Figure record extracts:

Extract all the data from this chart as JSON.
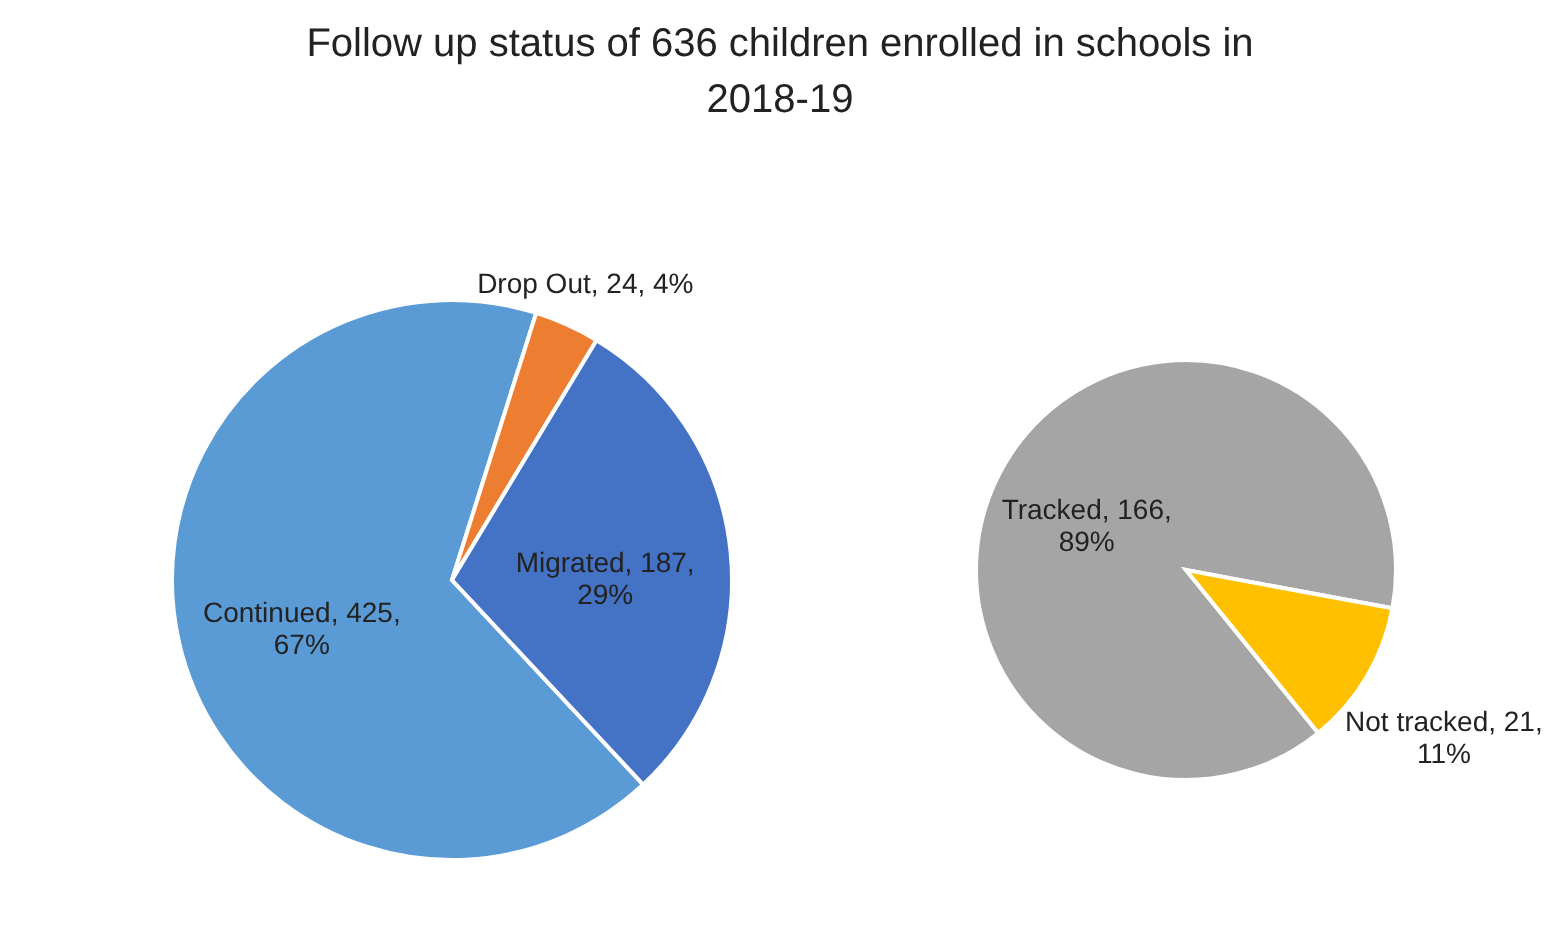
{
  "chart_data": [
    {
      "type": "pie",
      "title": "Follow up status of 636 children enrolled in schools in 2018-19",
      "categories": [
        "Continued",
        "Drop Out",
        "Migrated"
      ],
      "values": [
        425,
        24,
        187
      ],
      "colors": [
        "#5b9bd5",
        "#ed7d31",
        "#4472c4"
      ],
      "value_labels": [
        "425, 67%",
        "24, 4%",
        "187, 29%"
      ]
    },
    {
      "type": "pie",
      "categories": [
        "Tracked",
        "Not tracked"
      ],
      "values": [
        166,
        21
      ],
      "colors": [
        "#a5a5a5",
        "#ffc000"
      ],
      "value_labels": [
        "166, 89%",
        "21, 11%"
      ]
    }
  ]
}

Exercise
Omit the pictures and output all of the other material exactly.

Correct answer
Extract all the data from this chart as JSON.
{
  "chart_data": [
    {
      "type": "pie",
      "title": "Follow up status of 636 children enrolled in schools in 2018-19",
      "categories": [
        "Continued",
        "Drop Out",
        "Migrated"
      ],
      "values": [
        425,
        24,
        187
      ],
      "colors": [
        "#5b9bd5",
        "#ed7d31",
        "#4472c4"
      ],
      "value_labels": [
        "425, 67%",
        "24, 4%",
        "187, 29%"
      ]
    },
    {
      "type": "pie",
      "categories": [
        "Tracked",
        "Not tracked"
      ],
      "values": [
        166,
        21
      ],
      "colors": [
        "#a5a5a5",
        "#ffc000"
      ],
      "value_labels": [
        "166, 89%",
        "21, 11%"
      ]
    }
  ]
}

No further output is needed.